● Work to be completed
Write out all records as given; omit images.

● Data shown
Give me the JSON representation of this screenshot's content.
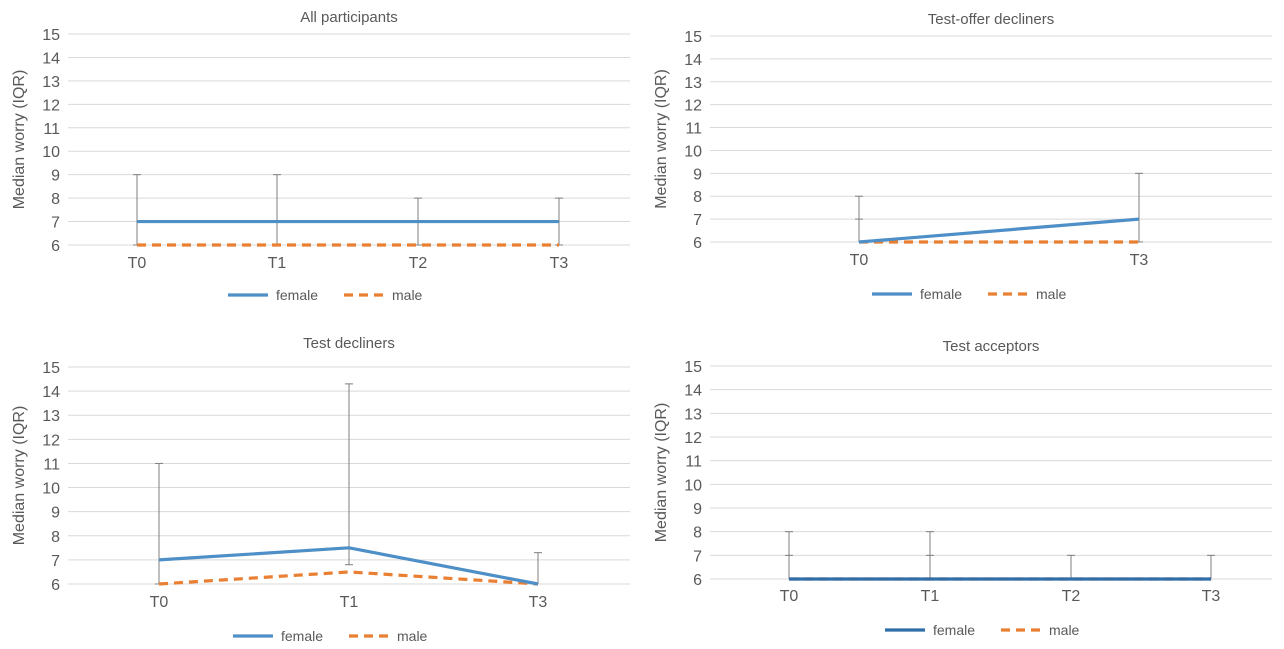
{
  "chart_data": [
    {
      "type": "line",
      "title": "All participants",
      "ylabel": "Median worry (IQR)",
      "xlabel": "",
      "categories": [
        "T0",
        "T1",
        "T2",
        "T3"
      ],
      "ylim": [
        6,
        15
      ],
      "yticks": [
        6,
        7,
        8,
        9,
        10,
        11,
        12,
        13,
        14,
        15
      ],
      "grid": true,
      "legend": "bottom-center",
      "series": [
        {
          "name": "female",
          "color": "#4e8fc7",
          "dash": "solid",
          "values": [
            7,
            7,
            7,
            7
          ],
          "error_upper": [
            9,
            9,
            8,
            8
          ],
          "error_lower": [
            6,
            6,
            6,
            6
          ]
        },
        {
          "name": "male",
          "color": "#e97f32",
          "dash": "dashed",
          "values": [
            6,
            6,
            6,
            6
          ]
        }
      ]
    },
    {
      "type": "line",
      "title": "Test-offer decliners",
      "ylabel": "Median worry (IQR)",
      "xlabel": "",
      "categories": [
        "T0",
        "T3"
      ],
      "ylim": [
        6,
        15
      ],
      "yticks": [
        6,
        7,
        8,
        9,
        10,
        11,
        12,
        13,
        14,
        15
      ],
      "grid": true,
      "legend": "bottom-center",
      "series": [
        {
          "name": "female",
          "color": "#4e8fc7",
          "dash": "solid",
          "values": [
            6,
            7
          ],
          "error_upper": [
            8,
            9
          ],
          "error_lower": [
            6,
            6
          ]
        },
        {
          "name": "male",
          "color": "#e97f32",
          "dash": "dashed",
          "values": [
            6,
            6
          ],
          "error_upper": [
            7,
            null
          ]
        }
      ]
    },
    {
      "type": "line",
      "title": "Test decliners",
      "ylabel": "Median worry (IQR)",
      "xlabel": "",
      "categories": [
        "T0",
        "T1",
        "T3"
      ],
      "ylim": [
        6,
        15
      ],
      "yticks": [
        6,
        7,
        8,
        9,
        10,
        11,
        12,
        13,
        14,
        15
      ],
      "grid": true,
      "legend": "bottom-center",
      "series": [
        {
          "name": "female",
          "color": "#4e8fc7",
          "dash": "solid",
          "values": [
            7,
            7.5,
            6
          ],
          "error_upper": [
            11,
            14.3,
            7.3
          ],
          "error_lower": [
            6,
            6.8,
            6
          ]
        },
        {
          "name": "male",
          "color": "#e97f32",
          "dash": "dashed",
          "values": [
            6,
            6.5,
            6
          ]
        }
      ]
    },
    {
      "type": "line",
      "title": "Test acceptors",
      "ylabel": "Median worry (IQR)",
      "xlabel": "",
      "categories": [
        "T0",
        "T1",
        "T2",
        "T3"
      ],
      "ylim": [
        6,
        15
      ],
      "yticks": [
        6,
        7,
        8,
        9,
        10,
        11,
        12,
        13,
        14,
        15
      ],
      "grid": true,
      "legend": "bottom-center",
      "series": [
        {
          "name": "female",
          "color": "#2f6ea8",
          "dash": "solid",
          "values": [
            6,
            6,
            6,
            6
          ],
          "error_upper": [
            8,
            8,
            7,
            7
          ],
          "error_lower": [
            6,
            6,
            6,
            6
          ]
        },
        {
          "name": "male",
          "color": "#e97f32",
          "dash": "dashed",
          "values": [
            6,
            6,
            6,
            6
          ],
          "error_upper": [
            7,
            7,
            null,
            null
          ]
        }
      ]
    }
  ]
}
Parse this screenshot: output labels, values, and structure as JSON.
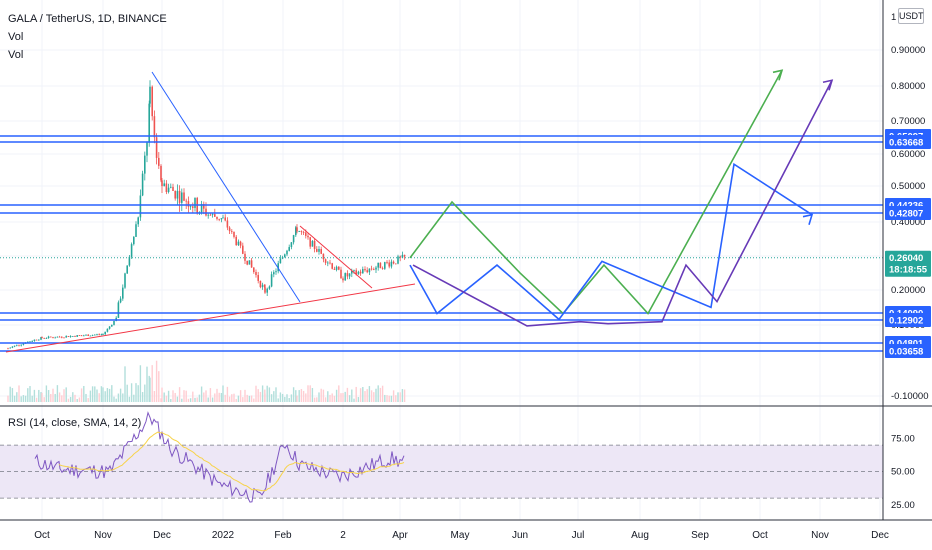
{
  "header": {
    "title": "GALA / TetherUS, 1D, BINANCE",
    "indicator_1": "Vol",
    "indicator_2": "Vol",
    "currency": "USDT"
  },
  "rsi_panel": {
    "label": "RSI (14, close, SMA, 14, 2)",
    "y_ticks": [
      "75.00",
      "50.00",
      "25.00"
    ],
    "levels": [
      70,
      50,
      30
    ]
  },
  "colors": {
    "up_candle": "#26a69a",
    "down_candle": "#ef5350",
    "hline": "#2962ff",
    "projection_green": "#4caf50",
    "projection_blue": "#2962ff",
    "projection_purple": "#673ab7",
    "trend_blue": "#2962ff",
    "trend_red": "#f23645",
    "rsi_line": "#7e57c2",
    "rsi_ma": "#f7d34a",
    "rsi_band": "#ede7f6"
  },
  "chart_data": {
    "type": "candlestick",
    "symbol": "GALA / TetherUS",
    "interval": "1D",
    "exchange": "BINANCE",
    "y_scale": "log",
    "y_ticks": [
      "0.90000",
      "0.80000",
      "0.70000",
      "0.60000",
      "0.50000",
      "0.40000",
      "0.30000",
      "0.20000",
      "0.10000",
      "-0.10000"
    ],
    "x_ticks": [
      "Oct",
      "Nov",
      "Dec",
      "2022",
      "Feb",
      "2",
      "Apr",
      "May",
      "Jun",
      "Jul",
      "Aug",
      "Sep",
      "Oct",
      "Nov",
      "Dec"
    ],
    "horizontal_levels": [
      {
        "label": "0.65097",
        "value": 0.65097
      },
      {
        "label": "0.63668",
        "value": 0.63668
      },
      {
        "label": "0.44236",
        "value": 0.44236
      },
      {
        "label": "0.42807",
        "value": 0.42807
      },
      {
        "label": "0.14090",
        "value": 0.1409
      },
      {
        "label": "0.12902",
        "value": 0.12902
      },
      {
        "label": "0.04801",
        "value": 0.04801
      },
      {
        "label": "0.03658",
        "value": 0.03658
      }
    ],
    "current_price": {
      "value": "0.26040",
      "countdown": "18:18:55"
    },
    "price_series_approx": [
      {
        "period": "Sep",
        "price": 0.04
      },
      {
        "period": "Oct",
        "price": 0.06
      },
      {
        "period": "Nov",
        "price": 0.07
      },
      {
        "period": "late Nov",
        "price": 0.75
      },
      {
        "period": "Dec",
        "price": 0.5
      },
      {
        "period": "2022",
        "price": 0.4
      },
      {
        "period": "late Jan",
        "price": 0.18
      },
      {
        "period": "Feb",
        "price": 0.36
      },
      {
        "period": "Mar",
        "price": 0.21
      },
      {
        "period": "Apr",
        "price": 0.26
      }
    ],
    "projections": [
      {
        "color": "green",
        "path": [
          0.26,
          0.45,
          0.22,
          0.14,
          0.24,
          0.14,
          0.83
        ]
      },
      {
        "color": "blue",
        "path": [
          0.24,
          0.14,
          0.24,
          0.13,
          0.25,
          0.15,
          0.56,
          0.42,
          0.84
        ]
      },
      {
        "color": "purple",
        "path": [
          0.24,
          0.1,
          0.12,
          0.11,
          0.12,
          0.24,
          0.16,
          0.8
        ]
      }
    ]
  }
}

● Output of the exercise
Give me the JSON representation of this screenshot's content.
{
  "chart_data": [
    {
      "type": "line",
      "title": "All participants",
      "ylabel": "Median worry (IQR)",
      "xlabel": "",
      "categories": [
        "T0",
        "T1",
        "T2",
        "T3"
      ],
      "ylim": [
        6,
        15
      ],
      "yticks": [
        6,
        7,
        8,
        9,
        10,
        11,
        12,
        13,
        14,
        15
      ],
      "grid": true,
      "legend": "bottom-center",
      "series": [
        {
          "name": "female",
          "color": "#4e8fc7",
          "dash": "solid",
          "values": [
            7,
            7,
            7,
            7
          ],
          "error_upper": [
            9,
            9,
            8,
            8
          ],
          "error_lower": [
            6,
            6,
            6,
            6
          ]
        },
        {
          "name": "male",
          "color": "#e97f32",
          "dash": "dashed",
          "values": [
            6,
            6,
            6,
            6
          ]
        }
      ]
    },
    {
      "type": "line",
      "title": "Test-offer decliners",
      "ylabel": "Median worry (IQR)",
      "xlabel": "",
      "categories": [
        "T0",
        "T3"
      ],
      "ylim": [
        6,
        15
      ],
      "yticks": [
        6,
        7,
        8,
        9,
        10,
        11,
        12,
        13,
        14,
        15
      ],
      "grid": true,
      "legend": "bottom-center",
      "series": [
        {
          "name": "female",
          "color": "#4e8fc7",
          "dash": "solid",
          "values": [
            6,
            7
          ],
          "error_upper": [
            8,
            9
          ],
          "error_lower": [
            6,
            6
          ]
        },
        {
          "name": "male",
          "color": "#e97f32",
          "dash": "dashed",
          "values": [
            6,
            6
          ],
          "error_upper": [
            7,
            null
          ]
        }
      ]
    },
    {
      "type": "line",
      "title": "Test decliners",
      "ylabel": "Median worry (IQR)",
      "xlabel": "",
      "categories": [
        "T0",
        "T1",
        "T3"
      ],
      "ylim": [
        6,
        15
      ],
      "yticks": [
        6,
        7,
        8,
        9,
        10,
        11,
        12,
        13,
        14,
        15
      ],
      "grid": true,
      "legend": "bottom-center",
      "series": [
        {
          "name": "female",
          "color": "#4e8fc7",
          "dash": "solid",
          "values": [
            7,
            7.5,
            6
          ],
          "error_upper": [
            11,
            14.3,
            7.3
          ],
          "error_lower": [
            6,
            6.8,
            6
          ]
        },
        {
          "name": "male",
          "color": "#e97f32",
          "dash": "dashed",
          "values": [
            6,
            6.5,
            6
          ]
        }
      ]
    },
    {
      "type": "line",
      "title": "Test acceptors",
      "ylabel": "Median worry (IQR)",
      "xlabel": "",
      "categories": [
        "T0",
        "T1",
        "T2",
        "T3"
      ],
      "ylim": [
        6,
        15
      ],
      "yticks": [
        6,
        7,
        8,
        9,
        10,
        11,
        12,
        13,
        14,
        15
      ],
      "grid": true,
      "legend": "bottom-center",
      "series": [
        {
          "name": "female",
          "color": "#2f6ea8",
          "dash": "solid",
          "values": [
            6,
            6,
            6,
            6
          ],
          "error_upper": [
            8,
            8,
            7,
            7
          ],
          "error_lower": [
            6,
            6,
            6,
            6
          ]
        },
        {
          "name": "male",
          "color": "#e97f32",
          "dash": "dashed",
          "values": [
            6,
            6,
            6,
            6
          ],
          "error_upper": [
            7,
            7,
            null,
            null
          ]
        }
      ]
    }
  ]
}
Parse this screenshot: output labels, values, and structure as JSON.
{
  "header": {
    "title": "GALA / TetherUS, 1D, BINANCE",
    "indicator_1": "Vol",
    "indicator_2": "Vol",
    "currency": "USDT"
  },
  "rsi_panel": {
    "label": "RSI (14, close, SMA, 14, 2)",
    "y_ticks": [
      "75.00",
      "50.00",
      "25.00"
    ],
    "levels": [
      70,
      50,
      30
    ]
  },
  "colors": {
    "up_candle": "#26a69a",
    "down_candle": "#ef5350",
    "hline": "#2962ff",
    "projection_green": "#4caf50",
    "projection_blue": "#2962ff",
    "projection_purple": "#673ab7",
    "trend_blue": "#2962ff",
    "trend_red": "#f23645",
    "rsi_line": "#7e57c2",
    "rsi_ma": "#f7d34a",
    "rsi_band": "#ede7f6"
  },
  "chart_data": {
    "type": "candlestick",
    "symbol": "GALA / TetherUS",
    "interval": "1D",
    "exchange": "BINANCE",
    "y_scale": "log",
    "y_ticks": [
      "0.90000",
      "0.80000",
      "0.70000",
      "0.60000",
      "0.50000",
      "0.40000",
      "0.30000",
      "0.20000",
      "0.10000",
      "-0.10000"
    ],
    "x_ticks": [
      "Oct",
      "Nov",
      "Dec",
      "2022",
      "Feb",
      "2",
      "Apr",
      "May",
      "Jun",
      "Jul",
      "Aug",
      "Sep",
      "Oct",
      "Nov",
      "Dec"
    ],
    "horizontal_levels": [
      {
        "label": "0.65097",
        "value": 0.65097
      },
      {
        "label": "0.63668",
        "value": 0.63668
      },
      {
        "label": "0.44236",
        "value": 0.44236
      },
      {
        "label": "0.42807",
        "value": 0.42807
      },
      {
        "label": "0.14090",
        "value": 0.1409
      },
      {
        "label": "0.12902",
        "value": 0.12902
      },
      {
        "label": "0.04801",
        "value": 0.04801
      },
      {
        "label": "0.03658",
        "value": 0.03658
      }
    ],
    "current_price": {
      "value": "0.26040",
      "countdown": "18:18:55"
    },
    "price_series_approx": [
      {
        "period": "Sep",
        "price": 0.04
      },
      {
        "period": "Oct",
        "price": 0.06
      },
      {
        "period": "Nov",
        "price": 0.07
      },
      {
        "period": "late Nov",
        "price": 0.75
      },
      {
        "period": "Dec",
        "price": 0.5
      },
      {
        "period": "2022",
        "price": 0.4
      },
      {
        "period": "late Jan",
        "price": 0.18
      },
      {
        "period": "Feb",
        "price": 0.36
      },
      {
        "period": "Mar",
        "price": 0.21
      },
      {
        "period": "Apr",
        "price": 0.26
      }
    ],
    "projections": [
      {
        "color": "green",
        "path": [
          0.26,
          0.45,
          0.22,
          0.14,
          0.24,
          0.14,
          0.83
        ]
      },
      {
        "color": "blue",
        "path": [
          0.24,
          0.14,
          0.24,
          0.13,
          0.25,
          0.15,
          0.56,
          0.42,
          0.84
        ]
      },
      {
        "color": "purple",
        "path": [
          0.24,
          0.1,
          0.12,
          0.11,
          0.12,
          0.24,
          0.16,
          0.8
        ]
      }
    ]
  }
}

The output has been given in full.